- **Written problem**: Report the count of lines where the string "name" appears, and nothing else.

Records from a data source
:::
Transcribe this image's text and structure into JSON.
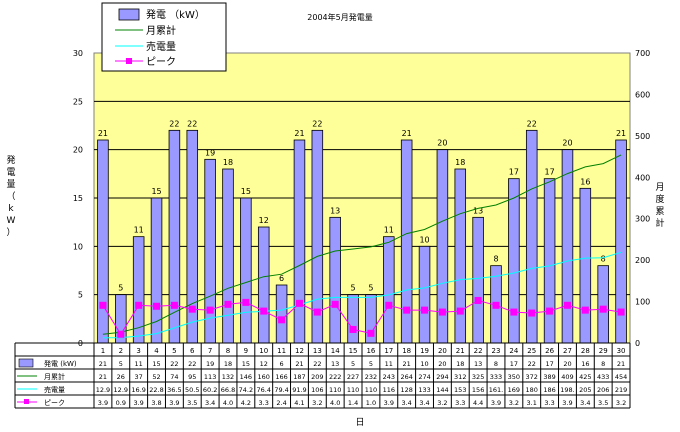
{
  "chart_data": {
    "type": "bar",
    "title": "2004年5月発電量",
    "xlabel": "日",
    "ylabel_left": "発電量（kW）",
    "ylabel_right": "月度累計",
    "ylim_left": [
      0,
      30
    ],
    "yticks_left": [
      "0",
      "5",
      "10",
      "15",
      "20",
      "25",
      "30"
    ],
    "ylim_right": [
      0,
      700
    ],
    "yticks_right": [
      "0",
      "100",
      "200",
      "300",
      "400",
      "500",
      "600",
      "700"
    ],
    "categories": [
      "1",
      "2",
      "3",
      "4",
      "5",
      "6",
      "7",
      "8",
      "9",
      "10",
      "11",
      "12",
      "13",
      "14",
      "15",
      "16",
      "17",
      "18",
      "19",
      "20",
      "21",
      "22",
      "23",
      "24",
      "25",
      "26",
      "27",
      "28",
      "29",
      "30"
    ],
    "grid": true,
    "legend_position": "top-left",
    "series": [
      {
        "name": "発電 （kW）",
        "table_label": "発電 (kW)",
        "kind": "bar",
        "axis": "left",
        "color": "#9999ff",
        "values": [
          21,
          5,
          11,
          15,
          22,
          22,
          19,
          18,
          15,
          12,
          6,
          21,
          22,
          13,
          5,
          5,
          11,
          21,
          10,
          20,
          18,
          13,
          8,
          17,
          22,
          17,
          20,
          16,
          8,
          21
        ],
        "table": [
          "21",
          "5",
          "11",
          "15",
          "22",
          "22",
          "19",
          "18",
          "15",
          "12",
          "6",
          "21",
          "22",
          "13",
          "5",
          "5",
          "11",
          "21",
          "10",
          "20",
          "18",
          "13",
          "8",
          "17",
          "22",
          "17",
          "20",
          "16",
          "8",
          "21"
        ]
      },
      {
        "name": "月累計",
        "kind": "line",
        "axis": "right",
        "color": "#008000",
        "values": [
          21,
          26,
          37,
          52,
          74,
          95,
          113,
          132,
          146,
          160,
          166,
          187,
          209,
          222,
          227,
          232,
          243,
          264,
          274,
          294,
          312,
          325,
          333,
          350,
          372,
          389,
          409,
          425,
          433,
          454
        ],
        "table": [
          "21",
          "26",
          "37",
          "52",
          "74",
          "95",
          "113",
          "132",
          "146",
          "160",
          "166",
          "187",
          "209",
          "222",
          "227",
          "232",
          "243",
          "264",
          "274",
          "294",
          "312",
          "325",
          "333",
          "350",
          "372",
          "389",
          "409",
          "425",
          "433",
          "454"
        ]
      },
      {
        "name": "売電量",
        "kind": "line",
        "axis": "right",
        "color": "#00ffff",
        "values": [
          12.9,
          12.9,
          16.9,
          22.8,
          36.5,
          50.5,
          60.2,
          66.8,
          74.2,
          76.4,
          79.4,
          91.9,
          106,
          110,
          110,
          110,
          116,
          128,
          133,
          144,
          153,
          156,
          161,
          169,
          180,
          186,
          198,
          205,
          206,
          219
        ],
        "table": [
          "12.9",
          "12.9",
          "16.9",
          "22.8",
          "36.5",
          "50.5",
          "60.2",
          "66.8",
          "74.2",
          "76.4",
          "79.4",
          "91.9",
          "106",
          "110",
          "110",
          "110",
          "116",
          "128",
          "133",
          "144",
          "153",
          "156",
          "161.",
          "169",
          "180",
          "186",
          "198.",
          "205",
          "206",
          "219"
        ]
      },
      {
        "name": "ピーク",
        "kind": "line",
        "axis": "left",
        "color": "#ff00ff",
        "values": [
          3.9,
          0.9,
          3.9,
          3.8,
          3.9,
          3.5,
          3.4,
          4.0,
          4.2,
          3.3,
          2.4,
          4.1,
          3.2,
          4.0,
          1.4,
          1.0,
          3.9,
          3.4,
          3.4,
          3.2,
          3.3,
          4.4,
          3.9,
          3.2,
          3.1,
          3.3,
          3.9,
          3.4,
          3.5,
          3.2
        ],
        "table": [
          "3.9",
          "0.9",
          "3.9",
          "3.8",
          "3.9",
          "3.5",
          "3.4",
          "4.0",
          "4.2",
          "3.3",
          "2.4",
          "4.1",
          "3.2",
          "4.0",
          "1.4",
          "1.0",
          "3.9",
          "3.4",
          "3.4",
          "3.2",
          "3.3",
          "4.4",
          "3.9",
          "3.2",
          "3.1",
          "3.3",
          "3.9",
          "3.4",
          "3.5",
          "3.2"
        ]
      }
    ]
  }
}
:::
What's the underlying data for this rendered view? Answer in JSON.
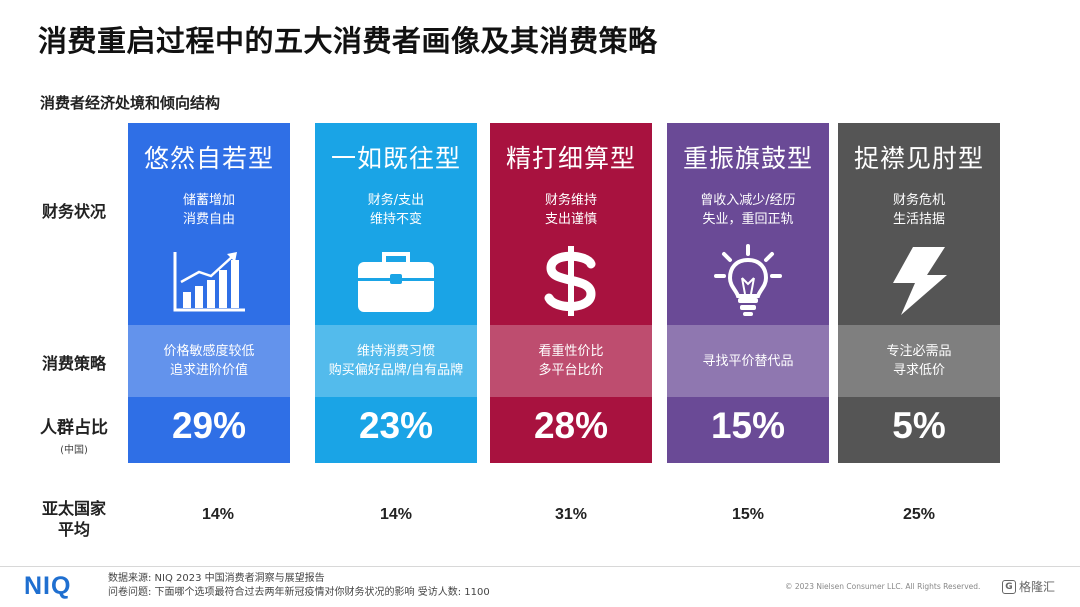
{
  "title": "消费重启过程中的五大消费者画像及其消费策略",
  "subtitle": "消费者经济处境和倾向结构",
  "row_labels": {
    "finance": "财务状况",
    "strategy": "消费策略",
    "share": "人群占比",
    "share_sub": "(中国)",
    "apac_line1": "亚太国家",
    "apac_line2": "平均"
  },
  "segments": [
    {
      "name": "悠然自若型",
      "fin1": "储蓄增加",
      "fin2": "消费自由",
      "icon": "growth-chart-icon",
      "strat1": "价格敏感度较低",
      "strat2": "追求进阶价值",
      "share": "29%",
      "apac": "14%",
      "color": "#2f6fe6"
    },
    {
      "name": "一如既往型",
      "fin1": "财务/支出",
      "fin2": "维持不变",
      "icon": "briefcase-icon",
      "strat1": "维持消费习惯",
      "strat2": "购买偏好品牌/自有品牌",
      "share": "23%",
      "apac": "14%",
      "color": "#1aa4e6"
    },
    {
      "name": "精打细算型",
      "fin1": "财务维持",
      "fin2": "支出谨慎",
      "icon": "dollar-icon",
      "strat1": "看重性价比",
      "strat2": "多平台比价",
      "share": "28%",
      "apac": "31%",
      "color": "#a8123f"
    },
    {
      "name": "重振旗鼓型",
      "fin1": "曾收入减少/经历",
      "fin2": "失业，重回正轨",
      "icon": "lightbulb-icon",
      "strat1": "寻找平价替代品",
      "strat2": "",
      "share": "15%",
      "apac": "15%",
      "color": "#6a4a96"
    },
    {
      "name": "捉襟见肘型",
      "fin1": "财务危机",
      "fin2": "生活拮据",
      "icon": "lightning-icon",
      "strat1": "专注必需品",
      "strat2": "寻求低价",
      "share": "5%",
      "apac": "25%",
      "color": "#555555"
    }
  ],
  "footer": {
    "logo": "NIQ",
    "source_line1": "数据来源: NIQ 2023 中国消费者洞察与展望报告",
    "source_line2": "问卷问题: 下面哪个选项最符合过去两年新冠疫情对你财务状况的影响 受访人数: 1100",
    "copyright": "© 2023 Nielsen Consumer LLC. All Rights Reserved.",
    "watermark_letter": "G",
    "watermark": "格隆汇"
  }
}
:::
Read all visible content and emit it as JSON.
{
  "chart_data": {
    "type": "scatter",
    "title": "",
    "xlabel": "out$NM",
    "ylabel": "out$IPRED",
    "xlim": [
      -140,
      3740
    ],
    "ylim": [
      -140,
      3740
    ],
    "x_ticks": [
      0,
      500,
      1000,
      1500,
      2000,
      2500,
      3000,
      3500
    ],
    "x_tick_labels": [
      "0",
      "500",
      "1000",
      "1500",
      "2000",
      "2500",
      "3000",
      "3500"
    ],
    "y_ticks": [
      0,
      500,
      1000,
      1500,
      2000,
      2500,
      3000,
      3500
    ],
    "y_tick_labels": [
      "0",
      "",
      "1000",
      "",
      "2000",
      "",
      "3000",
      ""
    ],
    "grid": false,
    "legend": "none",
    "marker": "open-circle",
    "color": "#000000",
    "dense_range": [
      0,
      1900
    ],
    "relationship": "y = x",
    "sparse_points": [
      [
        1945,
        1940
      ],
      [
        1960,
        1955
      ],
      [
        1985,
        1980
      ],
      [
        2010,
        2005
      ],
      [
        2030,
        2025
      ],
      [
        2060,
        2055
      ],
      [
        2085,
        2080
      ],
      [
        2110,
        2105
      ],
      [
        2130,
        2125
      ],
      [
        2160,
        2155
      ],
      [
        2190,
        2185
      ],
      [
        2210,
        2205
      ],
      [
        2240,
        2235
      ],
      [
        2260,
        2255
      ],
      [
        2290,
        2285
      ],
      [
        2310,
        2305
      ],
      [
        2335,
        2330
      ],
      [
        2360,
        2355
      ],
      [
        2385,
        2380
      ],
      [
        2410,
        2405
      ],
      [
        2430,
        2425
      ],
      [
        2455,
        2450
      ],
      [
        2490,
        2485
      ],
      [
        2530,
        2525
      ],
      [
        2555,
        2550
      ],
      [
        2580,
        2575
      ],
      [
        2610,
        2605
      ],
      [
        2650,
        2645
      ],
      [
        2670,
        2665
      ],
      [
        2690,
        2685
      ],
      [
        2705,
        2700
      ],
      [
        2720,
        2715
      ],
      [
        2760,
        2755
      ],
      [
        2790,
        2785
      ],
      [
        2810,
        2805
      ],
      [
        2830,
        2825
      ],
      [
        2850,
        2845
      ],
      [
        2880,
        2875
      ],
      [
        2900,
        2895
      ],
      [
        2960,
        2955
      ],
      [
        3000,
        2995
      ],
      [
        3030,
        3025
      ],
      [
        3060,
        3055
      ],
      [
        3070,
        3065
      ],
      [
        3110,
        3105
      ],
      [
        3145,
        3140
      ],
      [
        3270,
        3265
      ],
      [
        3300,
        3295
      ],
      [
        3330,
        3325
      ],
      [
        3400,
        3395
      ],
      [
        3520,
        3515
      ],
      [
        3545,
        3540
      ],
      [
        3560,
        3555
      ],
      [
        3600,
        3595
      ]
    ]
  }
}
:::
- **Task solution**: 9